# Raw data start

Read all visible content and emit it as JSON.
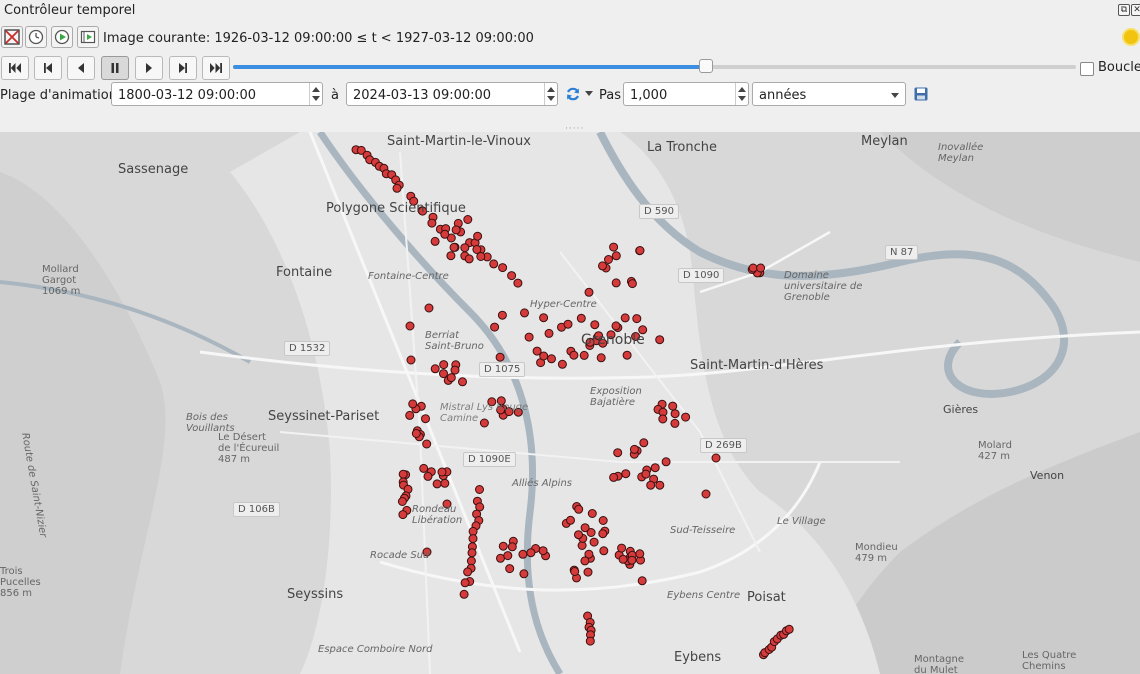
{
  "window": {
    "title": "Contrôleur temporel",
    "restore_label": "⧉",
    "close_label": "✕"
  },
  "navigation_mode": {
    "current_image_text": "Image courante: 1926-03-12 09:00:00 ≤ t < 1927-03-12 09:00:00"
  },
  "playback": {
    "progress": 0.56,
    "loop_label": "Boucle",
    "loop_checked": false
  },
  "range": {
    "label": "Plage d'animation",
    "start": "1800-03-12 09:00:00",
    "to_label": "à",
    "end": "2024-03-13 09:00:00",
    "step_label": "Pas",
    "step_value": "1,000",
    "unit": "années"
  },
  "map": {
    "labels": [
      "Saint-Martin-le-Vinoux",
      "La Tronche",
      "Meylan",
      "Sassenage",
      "Polygone Scientifique",
      "Fontaine",
      "Fontaine-Centre",
      "Grenoble",
      "Saint-Martin-d'Hères",
      "Seyssinet-Pariset",
      "Gières",
      "Seyssins",
      "Eybens",
      "Poisat",
      "Venon",
      "Le Village",
      "Mondieu 479 m",
      "Molard 427 m",
      "Domaine universitaire de Grenoble",
      "Inovallée Meylan",
      "Mollard Gargot 1069 m",
      "Le Désert de l'Écureuil 487 m",
      "Bois des Vouillants",
      "Trois Pucelles 856 m",
      "Hyper-Centre",
      "Berriat Saint-Bruno",
      "Exposition Bajatière",
      "Alliés Alpins",
      "Mistral Lys Rouge Camine",
      "Rondeau Libération",
      "Sud-Teisseire",
      "Eybens Centre",
      "Espace Comboire Nord",
      "Montagne du Mulet",
      "Les Quatre Chemins",
      "Rocade Sud",
      "Route de Saint-Nizier"
    ],
    "road_labels": [
      "D 590",
      "D 1090",
      "N 87",
      "D 1532",
      "D 1075",
      "D 269B",
      "D 106B",
      "D 1090E"
    ],
    "point_color": "#d63b3b"
  }
}
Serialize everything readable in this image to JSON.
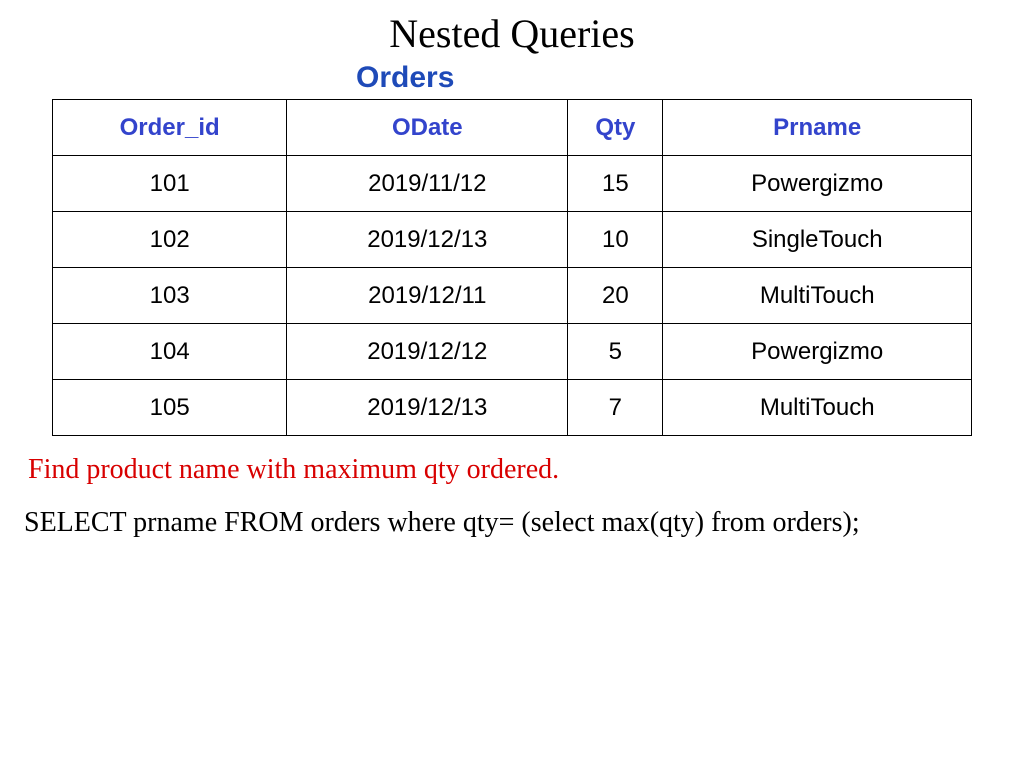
{
  "title": "Nested Queries",
  "table_title": "Orders",
  "headers": {
    "c0": "Order_id",
    "c1": "ODate",
    "c2": "Qty",
    "c3": "Prname"
  },
  "rows": [
    {
      "order_id": "101",
      "odate": "2019/11/12",
      "qty": "15",
      "prname": "Powergizmo"
    },
    {
      "order_id": "102",
      "odate": "2019/12/13",
      "qty": "10",
      "prname": "SingleTouch"
    },
    {
      "order_id": "103",
      "odate": "2019/12/11",
      "qty": "20",
      "prname": "MultiTouch"
    },
    {
      "order_id": "104",
      "odate": "2019/12/12",
      "qty": "5",
      "prname": "Powergizmo"
    },
    {
      "order_id": "105",
      "odate": "2019/12/13",
      "qty": "7",
      "prname": "MultiTouch"
    }
  ],
  "prompt": "Find product name with maximum qty ordered.",
  "sql": "SELECT prname FROM orders where qty= (select max(qty) from orders);",
  "chart_data": {
    "type": "table",
    "title": "Orders",
    "columns": [
      "Order_id",
      "ODate",
      "Qty",
      "Prname"
    ],
    "data": [
      [
        101,
        "2019/11/12",
        15,
        "Powergizmo"
      ],
      [
        102,
        "2019/12/13",
        10,
        "SingleTouch"
      ],
      [
        103,
        "2019/12/11",
        20,
        "MultiTouch"
      ],
      [
        104,
        "2019/12/12",
        5,
        "Powergizmo"
      ],
      [
        105,
        "2019/12/13",
        7,
        "MultiTouch"
      ]
    ]
  }
}
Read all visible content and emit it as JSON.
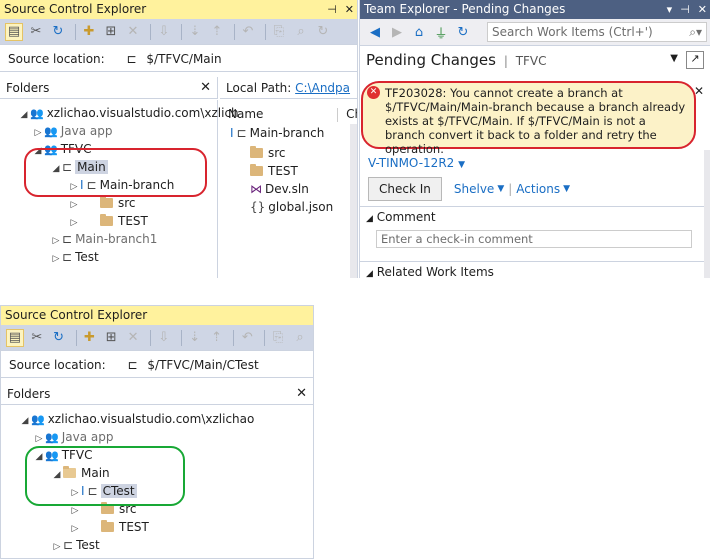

# Raw data end

Leave out the pictures and reproduce the rest of the listing exactly.

Read all visible content and emit it as JSON.
{
  "window": {
    "title": "Contrôleur temporel",
    "restore_label": "⧉",
    "close_label": "✕"
  },
  "navigation_mode": {
    "current_image_text": "Image courante: 1926-03-12 09:00:00 ≤ t < 1927-03-12 09:00:00"
  },
  "playback": {
    "progress": 0.56,
    "loop_label": "Boucle",
    "loop_checked": false
  },
  "range": {
    "label": "Plage d'animation",
    "start": "1800-03-12 09:00:00",
    "to_label": "à",
    "end": "2024-03-13 09:00:00",
    "step_label": "Pas",
    "step_value": "1,000",
    "unit": "années"
  },
  "map": {
    "labels": [
      "Saint-Martin-le-Vinoux",
      "La Tronche",
      "Meylan",
      "Sassenage",
      "Polygone Scientifique",
      "Fontaine",
      "Fontaine-Centre",
      "Grenoble",
      "Saint-Martin-d'Hères",
      "Seyssinet-Pariset",
      "Gières",
      "Seyssins",
      "Eybens",
      "Poisat",
      "Venon",
      "Le Village",
      "Mondieu 479 m",
      "Molard 427 m",
      "Domaine universitaire de Grenoble",
      "Inovallée Meylan",
      "Mollard Gargot 1069 m",
      "Le Désert de l'Écureuil 487 m",
      "Bois des Vouillants",
      "Trois Pucelles 856 m",
      "Hyper-Centre",
      "Berriat Saint-Bruno",
      "Exposition Bajatière",
      "Alliés Alpins",
      "Mistral Lys Rouge Camine",
      "Rondeau Libération",
      "Sud-Teisseire",
      "Eybens Centre",
      "Espace Comboire Nord",
      "Montagne du Mulet",
      "Les Quatre Chemins",
      "Rocade Sud",
      "Route de Saint-Nizier"
    ],
    "road_labels": [
      "D 590",
      "D 1090",
      "N 87",
      "D 1532",
      "D 1075",
      "D 269B",
      "D 106B",
      "D 1090E"
    ],
    "point_color": "#d63b3b"
  }
}
Serialize everything readable in this image to JSON.
{
  "title": "Nested Queries",
  "table_title": "Orders",
  "headers": {
    "c0": "Order_id",
    "c1": "ODate",
    "c2": "Qty",
    "c3": "Prname"
  },
  "rows": [
    {
      "order_id": "101",
      "odate": "2019/11/12",
      "qty": "15",
      "prname": "Powergizmo"
    },
    {
      "order_id": "102",
      "odate": "2019/12/13",
      "qty": "10",
      "prname": "SingleTouch"
    },
    {
      "order_id": "103",
      "odate": "2019/12/11",
      "qty": "20",
      "prname": "MultiTouch"
    },
    {
      "order_id": "104",
      "odate": "2019/12/12",
      "qty": "5",
      "prname": "Powergizmo"
    },
    {
      "order_id": "105",
      "odate": "2019/12/13",
      "qty": "7",
      "prname": "MultiTouch"
    }
  ],
  "prompt": "Find product name with maximum qty ordered.",
  "sql": "SELECT prname FROM orders where qty= (select max(qty) from orders);",
  "chart_data": {
    "type": "table",
    "title": "Orders",
    "columns": [
      "Order_id",
      "ODate",
      "Qty",
      "Prname"
    ],
    "data": [
      [
        101,
        "2019/11/12",
        15,
        "Powergizmo"
      ],
      [
        102,
        "2019/12/13",
        10,
        "SingleTouch"
      ],
      [
        103,
        "2019/12/11",
        20,
        "MultiTouch"
      ],
      [
        104,
        "2019/12/12",
        5,
        "Powergizmo"
      ],
      [
        105,
        "2019/12/13",
        7,
        "MultiTouch"
      ]
    ]
  }
}
Read all visible content and emit it as JSON.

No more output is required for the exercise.